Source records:
════

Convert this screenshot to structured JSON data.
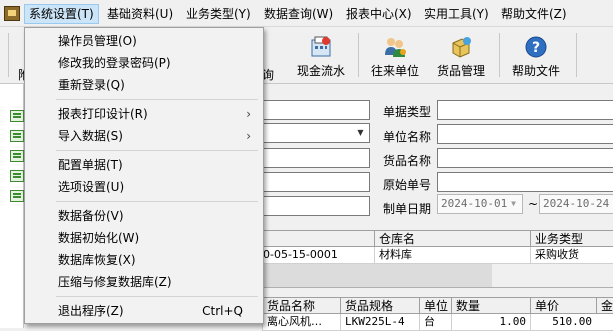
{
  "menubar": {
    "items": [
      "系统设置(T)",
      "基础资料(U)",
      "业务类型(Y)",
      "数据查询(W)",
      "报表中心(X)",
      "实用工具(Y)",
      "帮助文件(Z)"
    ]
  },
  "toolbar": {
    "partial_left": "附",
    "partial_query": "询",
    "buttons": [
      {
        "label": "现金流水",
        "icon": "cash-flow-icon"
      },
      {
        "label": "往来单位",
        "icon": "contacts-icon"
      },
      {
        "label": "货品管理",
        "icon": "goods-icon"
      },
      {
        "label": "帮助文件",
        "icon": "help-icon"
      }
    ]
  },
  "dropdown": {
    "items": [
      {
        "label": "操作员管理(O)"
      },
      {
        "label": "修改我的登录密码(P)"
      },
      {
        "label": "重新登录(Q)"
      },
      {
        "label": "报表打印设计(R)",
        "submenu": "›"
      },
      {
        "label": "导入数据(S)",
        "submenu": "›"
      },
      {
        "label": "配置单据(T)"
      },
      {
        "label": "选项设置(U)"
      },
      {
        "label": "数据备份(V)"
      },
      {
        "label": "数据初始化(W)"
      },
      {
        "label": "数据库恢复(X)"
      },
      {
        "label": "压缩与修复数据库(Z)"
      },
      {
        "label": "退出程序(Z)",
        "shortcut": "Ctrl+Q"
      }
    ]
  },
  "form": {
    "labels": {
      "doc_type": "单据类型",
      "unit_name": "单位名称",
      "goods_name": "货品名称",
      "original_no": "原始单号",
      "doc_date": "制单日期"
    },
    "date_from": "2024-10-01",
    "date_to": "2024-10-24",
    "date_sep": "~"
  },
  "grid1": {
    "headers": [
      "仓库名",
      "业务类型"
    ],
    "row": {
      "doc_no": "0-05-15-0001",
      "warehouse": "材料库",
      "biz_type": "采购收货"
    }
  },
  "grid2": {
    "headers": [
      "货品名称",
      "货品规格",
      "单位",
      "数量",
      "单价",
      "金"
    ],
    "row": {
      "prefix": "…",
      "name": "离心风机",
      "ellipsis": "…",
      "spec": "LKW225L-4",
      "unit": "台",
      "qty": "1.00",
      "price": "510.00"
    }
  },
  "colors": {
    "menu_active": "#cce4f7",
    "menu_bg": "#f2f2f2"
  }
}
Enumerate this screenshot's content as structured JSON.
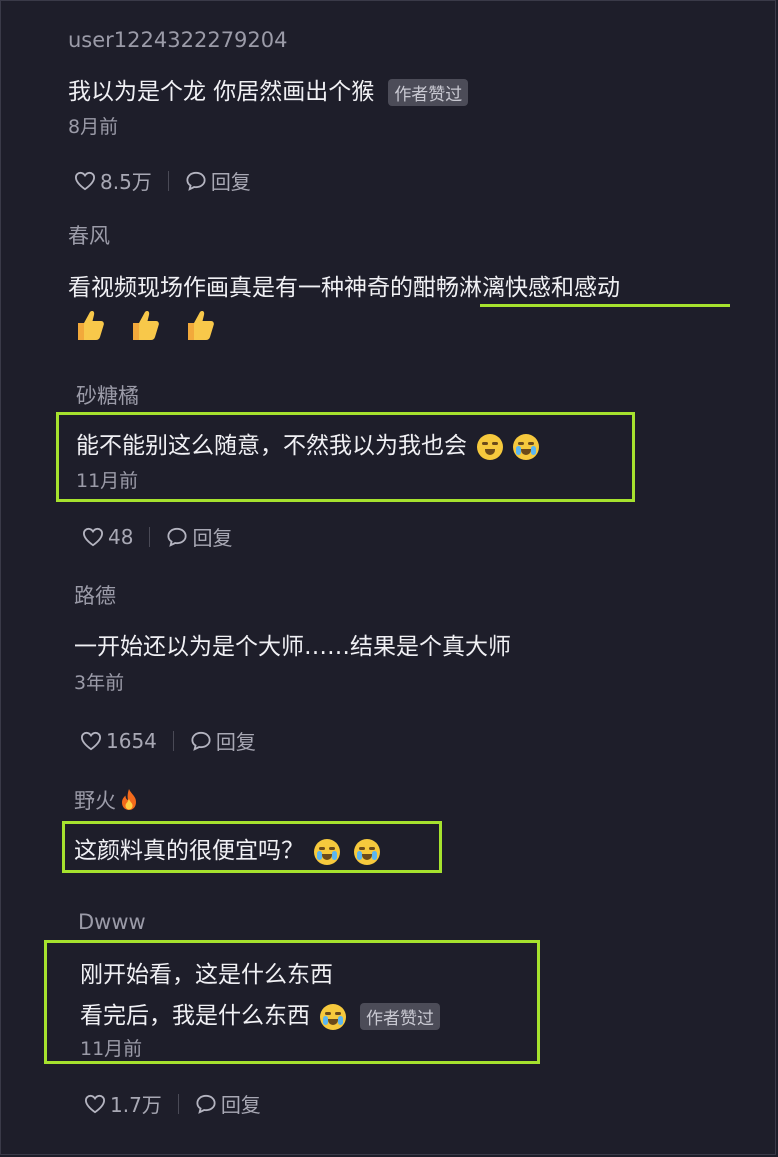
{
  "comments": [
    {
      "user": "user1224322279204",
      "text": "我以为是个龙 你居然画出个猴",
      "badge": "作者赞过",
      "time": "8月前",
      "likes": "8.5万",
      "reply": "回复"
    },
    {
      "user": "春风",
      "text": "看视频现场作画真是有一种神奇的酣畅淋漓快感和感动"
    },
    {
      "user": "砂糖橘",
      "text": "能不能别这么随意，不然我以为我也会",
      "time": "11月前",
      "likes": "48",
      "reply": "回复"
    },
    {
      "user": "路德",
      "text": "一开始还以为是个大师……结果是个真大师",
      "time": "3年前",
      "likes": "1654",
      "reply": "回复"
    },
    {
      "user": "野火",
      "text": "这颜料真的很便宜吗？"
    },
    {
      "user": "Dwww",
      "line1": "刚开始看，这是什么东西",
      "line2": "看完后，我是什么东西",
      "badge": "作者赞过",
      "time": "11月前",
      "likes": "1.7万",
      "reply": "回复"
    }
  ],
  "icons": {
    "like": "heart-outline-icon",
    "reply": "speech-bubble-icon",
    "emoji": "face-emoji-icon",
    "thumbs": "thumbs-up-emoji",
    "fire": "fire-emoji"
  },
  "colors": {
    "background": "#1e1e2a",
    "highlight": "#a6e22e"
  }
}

════

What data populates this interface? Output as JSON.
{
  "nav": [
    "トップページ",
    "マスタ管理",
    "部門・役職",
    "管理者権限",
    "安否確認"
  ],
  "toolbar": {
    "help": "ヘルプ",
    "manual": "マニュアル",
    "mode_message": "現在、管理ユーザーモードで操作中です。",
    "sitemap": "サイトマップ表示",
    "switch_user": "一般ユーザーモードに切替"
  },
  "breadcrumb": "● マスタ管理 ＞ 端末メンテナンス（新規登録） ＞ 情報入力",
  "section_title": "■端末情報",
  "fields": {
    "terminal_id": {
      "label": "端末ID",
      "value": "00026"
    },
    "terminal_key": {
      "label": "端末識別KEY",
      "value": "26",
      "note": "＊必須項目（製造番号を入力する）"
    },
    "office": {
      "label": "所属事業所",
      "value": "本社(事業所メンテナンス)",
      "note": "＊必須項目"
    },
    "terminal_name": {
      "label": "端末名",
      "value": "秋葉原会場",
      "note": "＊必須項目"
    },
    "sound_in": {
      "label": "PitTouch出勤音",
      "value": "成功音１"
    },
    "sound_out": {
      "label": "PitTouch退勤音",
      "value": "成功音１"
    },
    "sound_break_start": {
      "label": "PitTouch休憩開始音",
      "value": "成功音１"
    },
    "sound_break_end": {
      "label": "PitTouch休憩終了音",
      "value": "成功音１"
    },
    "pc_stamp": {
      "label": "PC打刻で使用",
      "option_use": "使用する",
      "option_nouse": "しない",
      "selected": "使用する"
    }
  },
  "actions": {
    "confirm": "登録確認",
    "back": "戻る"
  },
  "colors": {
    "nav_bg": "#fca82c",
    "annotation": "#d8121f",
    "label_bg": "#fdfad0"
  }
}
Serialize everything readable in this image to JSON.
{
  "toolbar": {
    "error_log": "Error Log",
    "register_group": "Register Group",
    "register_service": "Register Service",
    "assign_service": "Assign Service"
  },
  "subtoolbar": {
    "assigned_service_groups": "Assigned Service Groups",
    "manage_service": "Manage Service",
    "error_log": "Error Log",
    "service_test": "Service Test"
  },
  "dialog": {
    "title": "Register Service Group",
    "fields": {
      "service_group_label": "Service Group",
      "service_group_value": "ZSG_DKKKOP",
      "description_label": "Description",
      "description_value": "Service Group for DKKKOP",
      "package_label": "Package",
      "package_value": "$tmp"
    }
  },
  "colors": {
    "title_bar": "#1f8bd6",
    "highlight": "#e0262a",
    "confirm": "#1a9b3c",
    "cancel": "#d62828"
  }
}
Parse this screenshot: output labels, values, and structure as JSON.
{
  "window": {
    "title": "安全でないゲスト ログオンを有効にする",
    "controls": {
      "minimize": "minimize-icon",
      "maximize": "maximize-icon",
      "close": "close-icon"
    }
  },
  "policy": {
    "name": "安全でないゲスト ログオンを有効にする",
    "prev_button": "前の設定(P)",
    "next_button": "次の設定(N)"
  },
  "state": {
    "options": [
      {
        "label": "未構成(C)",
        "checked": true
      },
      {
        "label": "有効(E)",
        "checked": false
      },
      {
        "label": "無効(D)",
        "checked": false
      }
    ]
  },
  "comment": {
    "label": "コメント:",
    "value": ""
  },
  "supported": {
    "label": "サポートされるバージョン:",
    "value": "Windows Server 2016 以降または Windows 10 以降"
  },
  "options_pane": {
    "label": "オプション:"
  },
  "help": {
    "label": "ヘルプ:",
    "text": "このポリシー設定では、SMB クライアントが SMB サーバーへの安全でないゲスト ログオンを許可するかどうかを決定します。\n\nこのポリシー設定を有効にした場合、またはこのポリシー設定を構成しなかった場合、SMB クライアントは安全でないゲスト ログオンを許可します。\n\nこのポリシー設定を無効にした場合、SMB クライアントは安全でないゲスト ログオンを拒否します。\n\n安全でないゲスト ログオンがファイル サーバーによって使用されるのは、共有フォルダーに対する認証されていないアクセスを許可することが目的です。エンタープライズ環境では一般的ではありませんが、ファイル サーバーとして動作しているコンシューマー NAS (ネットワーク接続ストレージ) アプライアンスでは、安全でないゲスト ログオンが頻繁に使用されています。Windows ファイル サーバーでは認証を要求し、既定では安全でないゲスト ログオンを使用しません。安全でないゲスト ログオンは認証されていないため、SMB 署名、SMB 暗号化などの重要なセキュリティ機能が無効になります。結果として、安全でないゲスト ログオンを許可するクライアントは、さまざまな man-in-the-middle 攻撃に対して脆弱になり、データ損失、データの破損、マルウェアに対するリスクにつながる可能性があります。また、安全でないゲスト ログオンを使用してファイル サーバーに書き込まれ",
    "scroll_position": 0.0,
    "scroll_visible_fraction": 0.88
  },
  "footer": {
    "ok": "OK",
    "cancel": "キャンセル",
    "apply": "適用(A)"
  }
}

════

→ **EXERCISE INSTRUCTIONS**
Return every line above in which the string "screenshot" occurs.

→ **THE RESPONSE**
Convert this screenshot to structured JSON data.
Enumerate this screenshot's content as structured JSON.
Parse this screenshot: output labels, values, and structure as JSON.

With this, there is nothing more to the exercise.